/---

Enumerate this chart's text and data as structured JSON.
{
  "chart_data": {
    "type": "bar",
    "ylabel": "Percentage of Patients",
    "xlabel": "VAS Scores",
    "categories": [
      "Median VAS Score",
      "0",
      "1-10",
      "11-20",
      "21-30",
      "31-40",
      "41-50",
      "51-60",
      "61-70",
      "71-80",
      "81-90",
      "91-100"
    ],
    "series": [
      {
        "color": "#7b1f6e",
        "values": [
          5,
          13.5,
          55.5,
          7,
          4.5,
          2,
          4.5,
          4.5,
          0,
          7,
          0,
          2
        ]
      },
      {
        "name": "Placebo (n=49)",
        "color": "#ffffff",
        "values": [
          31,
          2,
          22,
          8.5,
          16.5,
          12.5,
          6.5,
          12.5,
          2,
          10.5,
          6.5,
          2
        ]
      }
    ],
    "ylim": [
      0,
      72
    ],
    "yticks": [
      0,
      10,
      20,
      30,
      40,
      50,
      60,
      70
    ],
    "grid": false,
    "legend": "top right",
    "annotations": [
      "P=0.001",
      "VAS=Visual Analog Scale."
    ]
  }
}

\---

▶ _What the exercise asks_:
Set down every line of the listing above again, exactly as given.

▶ _Finished exercise_:
Enumerate this chart's text and data as structured JSON.
{
  "chart_data": {
    "type": "bar",
    "ylabel": "Percentage of Patients",
    "xlabel": "VAS Scores",
    "categories": [
      "Median VAS Score",
      "0",
      "1-10",
      "11-20",
      "21-30",
      "31-40",
      "41-50",
      "51-60",
      "61-70",
      "71-80",
      "81-90",
      "91-100"
    ],
    "series": [
      {
        "color": "#7b1f6e",
        "values": [
          5,
          13.5,
          55.5,
          7,
          4.5,
          2,
          4.5,
          4.5,
          0,
          7,
          0,
          2
        ]
      },
      {
        "name": "Placebo (n=49)",
        "color": "#ffffff",
        "values": [
          31,
          2,
          22,
          8.5,
          16.5,
          12.5,
          6.5,
          12.5,
          2,
          10.5,
          6.5,
          2
        ]
      }
    ],
    "ylim": [
      0,
      72
    ],
    "yticks": [
      0,
      10,
      20,
      30,
      40,
      50,
      60,
      70
    ],
    "grid": false,
    "legend": "top right",
    "annotations": [
      "P=0.001",
      "VAS=Visual Analog Scale."
    ]
  }
}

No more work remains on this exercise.